■ **THE RECORDS**

****************************************

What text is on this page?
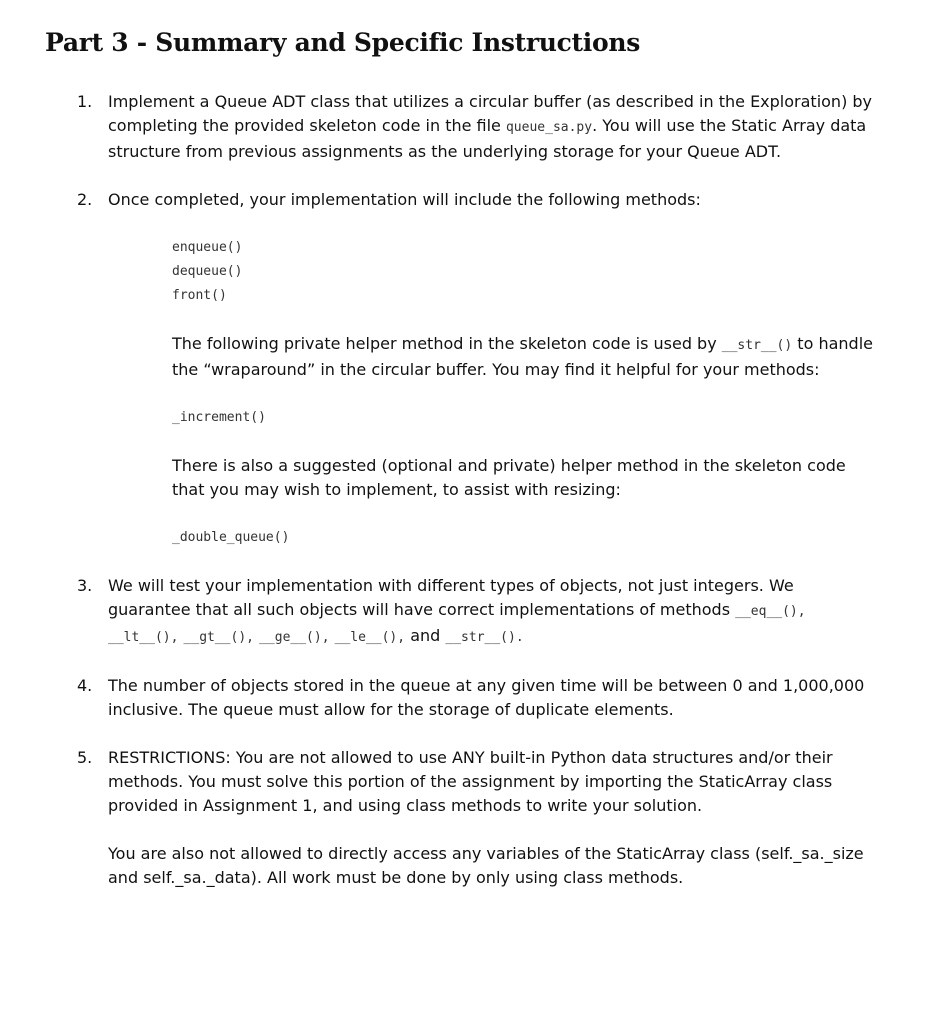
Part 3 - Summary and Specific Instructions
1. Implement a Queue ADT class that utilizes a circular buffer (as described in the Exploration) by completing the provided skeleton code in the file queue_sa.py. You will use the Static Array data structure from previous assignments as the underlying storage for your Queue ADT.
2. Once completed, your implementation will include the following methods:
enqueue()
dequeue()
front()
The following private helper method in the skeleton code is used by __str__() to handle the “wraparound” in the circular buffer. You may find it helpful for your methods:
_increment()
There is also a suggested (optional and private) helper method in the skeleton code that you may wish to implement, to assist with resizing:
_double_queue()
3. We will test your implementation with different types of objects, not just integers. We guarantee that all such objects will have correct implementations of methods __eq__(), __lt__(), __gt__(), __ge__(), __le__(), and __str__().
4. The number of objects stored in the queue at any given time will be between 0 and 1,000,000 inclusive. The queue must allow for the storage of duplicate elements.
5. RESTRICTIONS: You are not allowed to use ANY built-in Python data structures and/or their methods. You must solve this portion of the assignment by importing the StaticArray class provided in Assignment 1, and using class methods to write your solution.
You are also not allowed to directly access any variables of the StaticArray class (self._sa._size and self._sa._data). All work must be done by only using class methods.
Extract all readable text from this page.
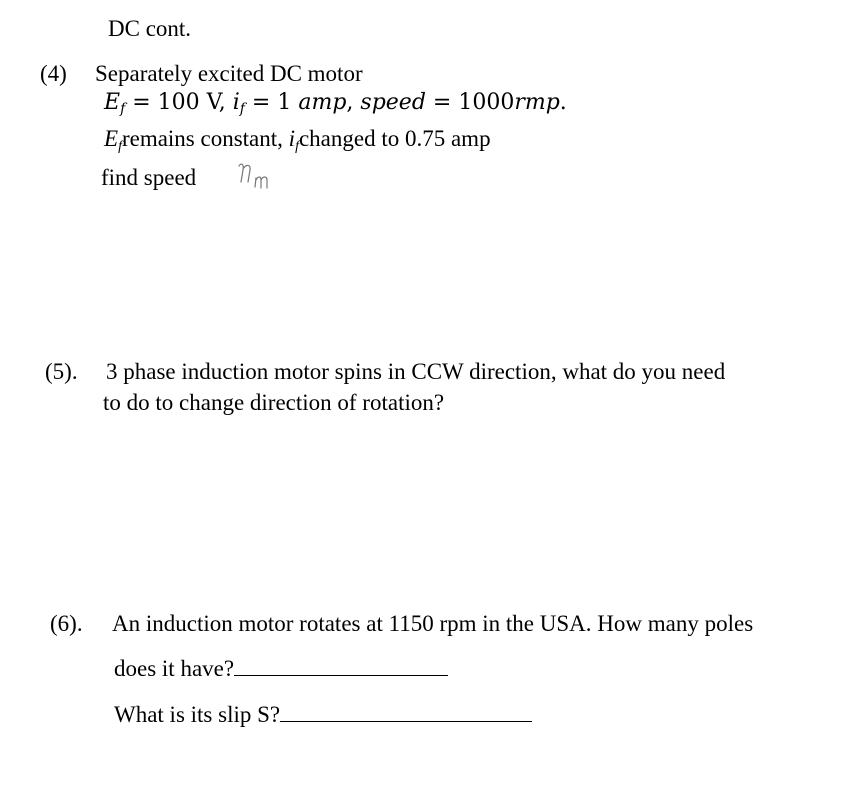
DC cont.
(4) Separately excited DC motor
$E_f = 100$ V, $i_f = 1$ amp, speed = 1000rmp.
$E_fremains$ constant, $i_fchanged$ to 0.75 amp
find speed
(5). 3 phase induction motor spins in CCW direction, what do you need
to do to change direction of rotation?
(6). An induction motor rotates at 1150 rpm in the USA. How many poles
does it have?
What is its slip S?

****************************************

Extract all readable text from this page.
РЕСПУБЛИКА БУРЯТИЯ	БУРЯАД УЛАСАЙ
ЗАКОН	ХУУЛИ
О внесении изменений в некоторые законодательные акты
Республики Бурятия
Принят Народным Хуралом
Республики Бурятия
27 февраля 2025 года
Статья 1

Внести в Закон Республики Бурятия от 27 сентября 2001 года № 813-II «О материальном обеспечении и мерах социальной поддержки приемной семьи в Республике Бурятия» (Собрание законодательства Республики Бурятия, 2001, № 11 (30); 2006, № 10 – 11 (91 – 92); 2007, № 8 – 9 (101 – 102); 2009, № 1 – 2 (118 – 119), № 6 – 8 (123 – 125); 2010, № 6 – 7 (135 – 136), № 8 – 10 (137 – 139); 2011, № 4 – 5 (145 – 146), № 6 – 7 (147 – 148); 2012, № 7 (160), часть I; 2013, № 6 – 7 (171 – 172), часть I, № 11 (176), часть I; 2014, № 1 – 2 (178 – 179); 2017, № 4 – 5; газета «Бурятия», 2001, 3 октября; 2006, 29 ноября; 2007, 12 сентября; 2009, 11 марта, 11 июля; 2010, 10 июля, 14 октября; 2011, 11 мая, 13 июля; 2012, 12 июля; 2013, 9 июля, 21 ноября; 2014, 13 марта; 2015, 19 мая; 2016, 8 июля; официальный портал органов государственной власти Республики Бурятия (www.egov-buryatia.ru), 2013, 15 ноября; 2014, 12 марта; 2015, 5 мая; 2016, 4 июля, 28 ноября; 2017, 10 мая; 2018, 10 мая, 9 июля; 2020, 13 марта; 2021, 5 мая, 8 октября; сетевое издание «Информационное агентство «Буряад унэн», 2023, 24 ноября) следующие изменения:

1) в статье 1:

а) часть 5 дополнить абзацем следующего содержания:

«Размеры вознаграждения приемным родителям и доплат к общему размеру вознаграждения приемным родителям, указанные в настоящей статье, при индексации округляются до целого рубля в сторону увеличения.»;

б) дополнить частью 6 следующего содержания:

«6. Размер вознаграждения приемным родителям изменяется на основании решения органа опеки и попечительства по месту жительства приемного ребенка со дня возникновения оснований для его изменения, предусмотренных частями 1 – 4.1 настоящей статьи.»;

****************************************

■ **WHAT IS REQUIRED**
Scan the material above for the word "have". Copy each line where it occurs.

■ **TASK ANSWER**
3. We will test your implementation with different types of objects, not just integers. We guarantee that all such objects will have correct implementations of methods __eq__(), __lt__(), __gt__(), __ge__(), __le__(), and __str__().
does it have?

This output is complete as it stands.